## What is being asked
Give the count of lines in the data that include "columns", with no other words.

****************************************

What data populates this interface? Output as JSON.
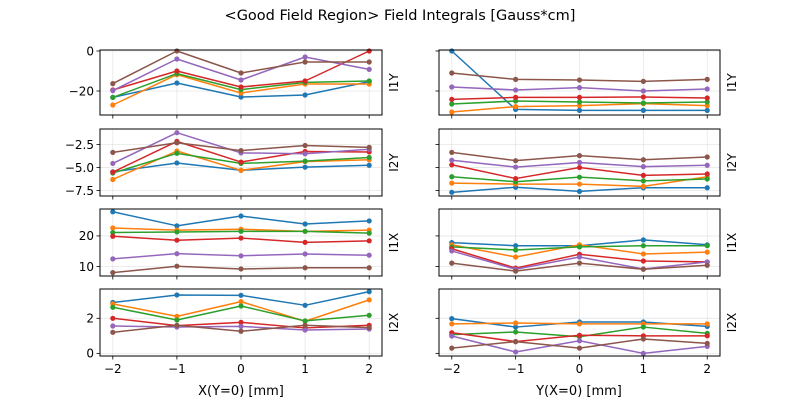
{
  "chart_data": {
    "type": "line",
    "title": "<Good Field Region> Field Integrals [Gauss*cm]",
    "layout": "4 rows x 2 columns, rows share y-axis, columns share x-axis",
    "grid": true,
    "series_colors": [
      "#1f77b4",
      "#ff7f0e",
      "#2ca02c",
      "#d62728",
      "#9467bd",
      "#8c564b"
    ],
    "columns": [
      {
        "xlabel": "X(Y=0) [mm]",
        "x": [
          -2,
          -1,
          0,
          1,
          2
        ],
        "xticks": [
          "−2",
          "−1",
          "0",
          "1",
          "2"
        ],
        "xlim": [
          -2.2,
          2.2
        ]
      },
      {
        "xlabel": "Y(X=0) [mm]",
        "x": [
          -2,
          -1,
          0,
          1,
          2
        ],
        "xticks": [
          "−2",
          "−1",
          "0",
          "1",
          "2"
        ],
        "xlim": [
          -2.2,
          2.2
        ]
      }
    ],
    "rows": [
      {
        "ylabel": "I1Y",
        "ylim": [
          -32,
          0.5
        ],
        "yticks": [
          0,
          -20
        ],
        "ytick_labels": [
          "0",
          "−20"
        ],
        "panels": [
          {
            "series": [
              {
                "values": [
                  -23.2,
                  -16,
                  -23,
                  -22,
                  -15.3
                ]
              },
              {
                "values": [
                  -27,
                  -11.8,
                  -21,
                  -16.5,
                  -16.5
                ]
              },
              {
                "values": [
                  -23.2,
                  -11.3,
                  -19.3,
                  -15.7,
                  -15
                ]
              },
              {
                "values": [
                  -19.5,
                  -10,
                  -18,
                  -15,
                  0
                ]
              },
              {
                "values": [
                  -19.8,
                  -4,
                  -14.5,
                  -3,
                  -9.2
                ]
              },
              {
                "values": [
                  -16.3,
                  0,
                  -11,
                  -5.5,
                  -5.5
                ]
              }
            ]
          },
          {
            "series": [
              {
                "values": [
                  0,
                  -29.2,
                  -29.7,
                  -29.7,
                  -29.7
                ]
              },
              {
                "values": [
                  -30.5,
                  -27.8,
                  -27.3,
                  -26.3,
                  -27.3
                ]
              },
              {
                "values": [
                  -26.5,
                  -25,
                  -25.5,
                  -26,
                  -25.5
                ]
              },
              {
                "values": [
                  -24.2,
                  -23.2,
                  -23.2,
                  -23,
                  -23.5
                ]
              },
              {
                "values": [
                  -18,
                  -19.5,
                  -18.3,
                  -20,
                  -19
                ]
              },
              {
                "values": [
                  -11,
                  -14.2,
                  -14.5,
                  -15.2,
                  -14.2
                ]
              }
            ]
          }
        ]
      },
      {
        "ylabel": "I2Y",
        "ylim": [
          -8.1,
          -0.8
        ],
        "yticks": [
          -2.5,
          -5.0,
          -7.5
        ],
        "ytick_labels": [
          "−2.5",
          "−5.0",
          "−7.5"
        ],
        "panels": [
          {
            "series": [
              {
                "values": [
                  -5.47,
                  -4.5,
                  -5.3,
                  -4.96,
                  -4.75
                ]
              },
              {
                "values": [
                  -6.3,
                  -3.2,
                  -5.3,
                  -4.35,
                  -4.15
                ]
              },
              {
                "values": [
                  -5.6,
                  -3.45,
                  -4.55,
                  -4.3,
                  -3.9
                ]
              },
              {
                "values": [
                  -5.5,
                  -2.15,
                  -4.4,
                  -3.25,
                  -3.3
                ]
              },
              {
                "values": [
                  -4.55,
                  -1.2,
                  -3.4,
                  -3.5,
                  -3.0
                ]
              },
              {
                "values": [
                  -3.35,
                  -2.3,
                  -3.15,
                  -2.6,
                  -2.8
                ]
              }
            ]
          },
          {
            "series": [
              {
                "values": [
                  -7.7,
                  -7.15,
                  -7.6,
                  -7.2,
                  -7.2
                ]
              },
              {
                "values": [
                  -6.7,
                  -6.8,
                  -6.8,
                  -7.05,
                  -6.0
                ]
              },
              {
                "values": [
                  -6.0,
                  -6.55,
                  -6.05,
                  -6.45,
                  -6.25
                ]
              },
              {
                "values": [
                  -4.7,
                  -6.2,
                  -5.0,
                  -5.85,
                  -5.7
                ]
              },
              {
                "values": [
                  -4.2,
                  -4.95,
                  -4.45,
                  -4.9,
                  -4.75
                ]
              },
              {
                "values": [
                  -3.35,
                  -4.25,
                  -3.7,
                  -4.15,
                  -3.85
                ]
              }
            ]
          }
        ]
      },
      {
        "ylabel": "I1X",
        "ylim": [
          6.9,
          28.8
        ],
        "yticks": [
          20,
          10
        ],
        "ytick_labels": [
          "20",
          "10"
        ],
        "panels": [
          {
            "series": [
              {
                "values": [
                  27.9,
                  23.3,
                  26.5,
                  23.9,
                  24.9
                ]
              },
              {
                "values": [
                  22.6,
                  21.9,
                  22.2,
                  21.5,
                  21.9
                ]
              },
              {
                "values": [
                  21.1,
                  21.3,
                  21.5,
                  21.5,
                  20.9
                ]
              },
              {
                "values": [
                  19.9,
                  18.6,
                  19.3,
                  17.9,
                  18.4
                ]
              },
              {
                "values": [
                  12.5,
                  14.2,
                  13.5,
                  14.1,
                  13.7
                ]
              },
              {
                "values": [
                  8.0,
                  10.1,
                  9.2,
                  9.6,
                  9.6
                ]
              }
            ]
          },
          {
            "series": [
              {
                "values": [
                  17.8,
                  16.8,
                  16.8,
                  18.7,
                  17.1
                ]
              },
              {
                "values": [
                  17.1,
                  13.1,
                  17.1,
                  14.1,
                  14.7
                ]
              },
              {
                "values": [
                  16.4,
                  15.4,
                  16.4,
                  16.8,
                  16.8
                ]
              },
              {
                "values": [
                  15.8,
                  9.5,
                  14.0,
                  11.8,
                  11.5
                ]
              },
              {
                "values": [
                  15.1,
                  9.1,
                  13.1,
                  9.2,
                  11.5
                ]
              },
              {
                "values": [
                  11.1,
                  8.5,
                  11.1,
                  9.1,
                  10.4
                ]
              }
            ]
          }
        ]
      },
      {
        "ylabel": "I2X",
        "ylim": [
          -0.15,
          3.67
        ],
        "yticks": [
          2,
          0
        ],
        "ytick_labels": [
          "2",
          "0"
        ],
        "panels": [
          {
            "series": [
              {
                "values": [
                  2.9,
                  3.33,
                  3.31,
                  2.74,
                  3.52
                ]
              },
              {
                "values": [
                  2.82,
                  2.11,
                  2.95,
                  1.83,
                  3.05
                ]
              },
              {
                "values": [
                  2.63,
                  1.9,
                  2.7,
                  1.85,
                  2.17
                ]
              },
              {
                "values": [
                  2.0,
                  1.58,
                  1.77,
                  1.45,
                  1.6
                ]
              },
              {
                "values": [
                  1.56,
                  1.5,
                  1.54,
                  1.33,
                  1.39
                ]
              },
              {
                "values": [
                  1.2,
                  1.6,
                  1.26,
                  1.6,
                  1.47
                ]
              }
            ]
          },
          {
            "series": [
              {
                "values": [
                  1.98,
                  1.5,
                  1.79,
                  1.79,
                  1.54
                ]
              },
              {
                "values": [
                  1.68,
                  1.73,
                  1.68,
                  1.68,
                  1.68
                ]
              },
              {
                "values": [
                  1.07,
                  1.22,
                  0.95,
                  1.5,
                  1.14
                ]
              },
              {
                "values": [
                  1.18,
                  0.67,
                  1.03,
                  1.0,
                  1.0
                ]
              },
              {
                "values": [
                  0.99,
                  0.08,
                  0.72,
                  0.0,
                  0.4
                ]
              },
              {
                "values": [
                  0.3,
                  0.67,
                  0.3,
                  0.82,
                  0.57
                ]
              }
            ]
          }
        ]
      }
    ]
  }
}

****************************************

## Written response
2